==== SUPPLIED ENTRIES ====

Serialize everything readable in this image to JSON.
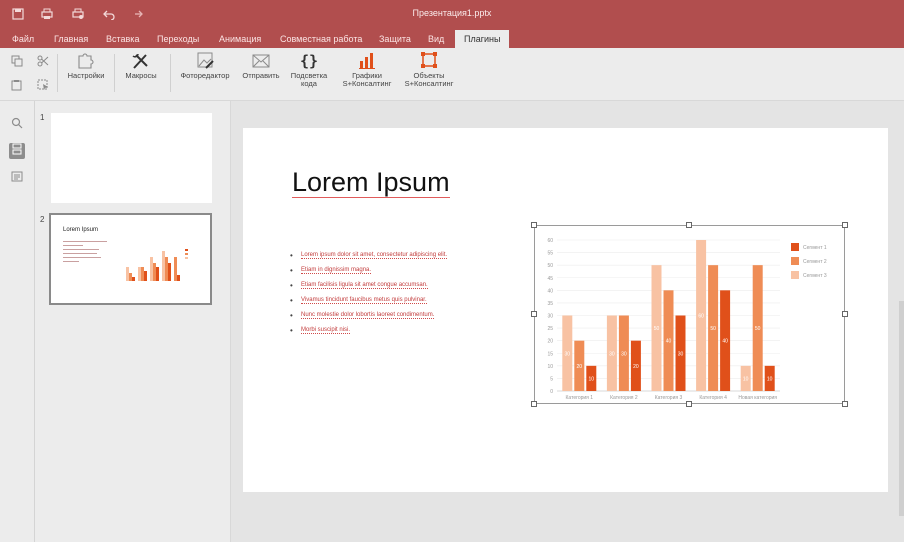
{
  "window": {
    "title": "Презентация1.pptx"
  },
  "quick_access": [
    "save-icon",
    "print-icon",
    "quick-print-icon",
    "undo-icon",
    "redo-icon"
  ],
  "menu": {
    "items": [
      "Файл",
      "Главная",
      "Вставка",
      "Переходы",
      "Анимация",
      "Совместная работа",
      "Защита",
      "Вид",
      "Плагины"
    ],
    "active_index": 8
  },
  "toolbar": {
    "buttons": [
      {
        "label": "Настройки",
        "icon": "puzzle-icon"
      },
      {
        "label": "Макросы",
        "icon": "tools-icon"
      },
      {
        "label": "Фоторедактор",
        "icon": "photo-editor-icon"
      },
      {
        "label": "Отправить",
        "icon": "envelope-icon"
      },
      {
        "label": "Подсветка\nкода",
        "icon": "braces-icon"
      },
      {
        "label": "Графики\nS+Консалтинг",
        "icon": "bar-chart-icon"
      },
      {
        "label": "Объекты\nS+Консалтинг",
        "icon": "objects-icon"
      }
    ],
    "small_icons": [
      "copy-icon",
      "cut-icon",
      "paste-icon",
      "select-icon"
    ]
  },
  "left_rail": [
    "search-icon",
    "slides-icon",
    "comments-icon"
  ],
  "thumbnails": [
    {
      "number": "1",
      "title": ""
    },
    {
      "number": "2",
      "title": "Lorem Ipsum"
    }
  ],
  "slide": {
    "title": "Lorem Ipsum",
    "bullets": [
      "Lorem ipsum dolor sit amet, consectetur adipiscing elit.",
      "Etiam in dignissim magna.",
      "Etiam facilisis ligula sit amet congue accumsan.",
      "Vivamus tincidunt faucibus metus quis pulvinar.",
      "Nunc molestie dolor lobortis laoreet condimentum.",
      "Morbi suscipit nisi."
    ]
  },
  "chart_data": {
    "type": "bar",
    "categories": [
      "Категория 1",
      "Категория 2",
      "Категория 3",
      "Категория 4",
      "Новая категория"
    ],
    "series": [
      {
        "name": "Сегмент 1",
        "values": [
          10,
          20,
          30,
          40,
          10
        ],
        "color": "#e0501a"
      },
      {
        "name": "Сегмент 2",
        "values": [
          20,
          30,
          40,
          50,
          50
        ],
        "color": "#ef8c55"
      },
      {
        "name": "Сегмент 3",
        "values": [
          30,
          30,
          50,
          60,
          10
        ],
        "color": "#f8c2a3"
      }
    ],
    "ylim": [
      0,
      60
    ],
    "yticks": [
      0,
      5,
      10,
      15,
      20,
      25,
      30,
      35,
      40,
      45,
      50,
      55,
      60
    ],
    "grid": true,
    "legend": "right"
  }
}
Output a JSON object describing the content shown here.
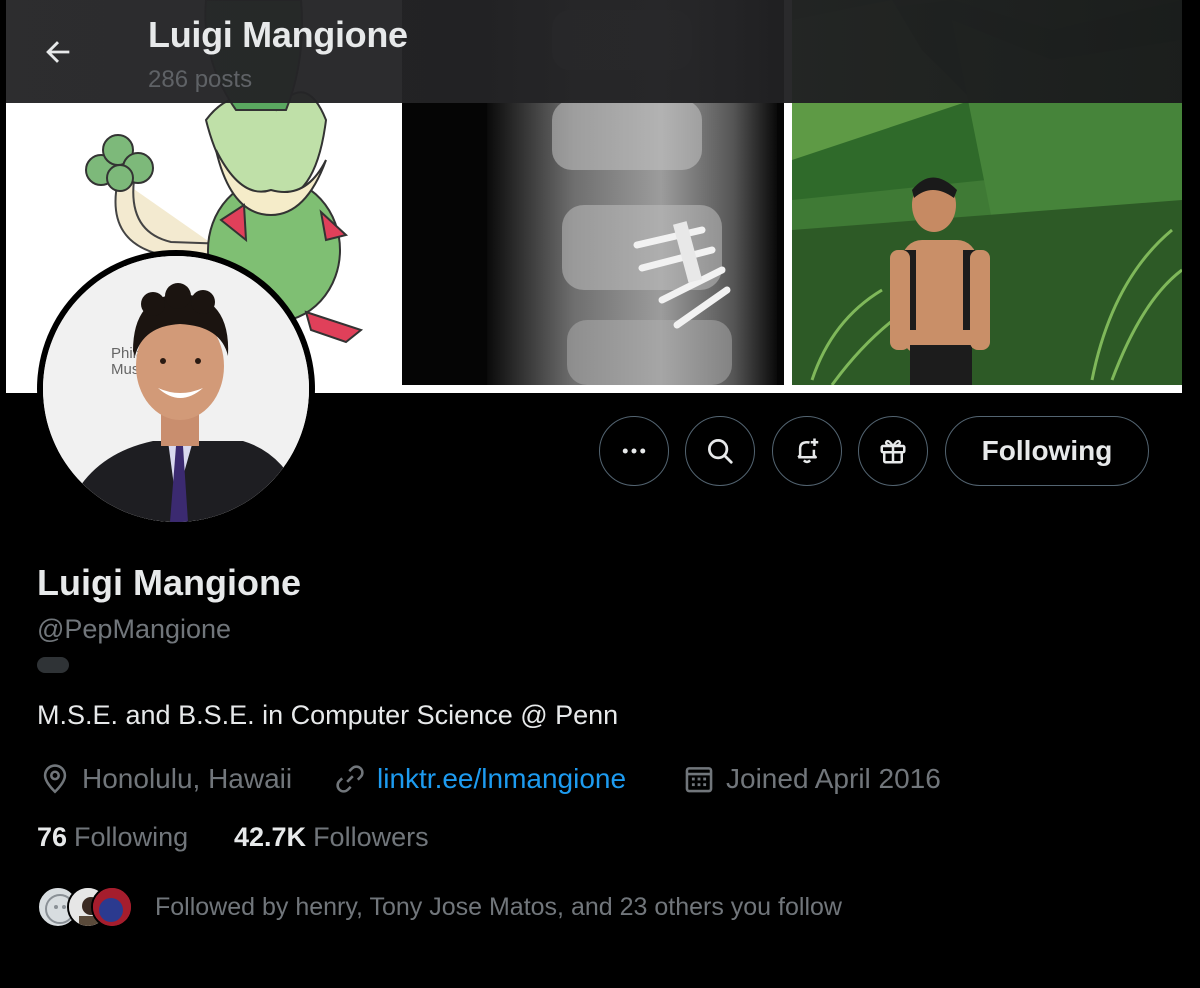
{
  "header": {
    "title": "Luigi Mangione",
    "posts_count": "286 posts",
    "back_icon": "arrow-left-icon"
  },
  "banner": {
    "panels": [
      "pokemon-illustration",
      "spine-xray",
      "hiking-photo"
    ]
  },
  "avatar": {
    "backdrop_text_line1": "Philad",
    "backdrop_text_line2": "Muse"
  },
  "actions": {
    "more_icon": "more-icon",
    "search_icon": "search-icon",
    "notify_icon": "bell-plus-icon",
    "gift_icon": "gift-icon",
    "follow_label": "Following"
  },
  "profile": {
    "name": "Luigi Mangione",
    "handle": "@PepMangione",
    "bio": "M.S.E. and B.S.E. in Computer Science @ Penn",
    "location": "Honolulu, Hawaii",
    "website": "linktr.ee/lnmangione",
    "joined": "Joined April 2016"
  },
  "stats": {
    "following_count": "76",
    "following_label": "Following",
    "followers_count": "42.7K",
    "followers_label": "Followers"
  },
  "followed_by": {
    "text": "Followed by henry, Tony Jose Matos, and 23 others you follow"
  },
  "colors": {
    "background": "#000000",
    "text_primary": "#e7e9ea",
    "text_secondary": "#71767b",
    "link": "#1d9bf0",
    "border": "#536471"
  }
}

====

What is the number of lines in the data that hold the string "Lorem"? Answer with the number only.

3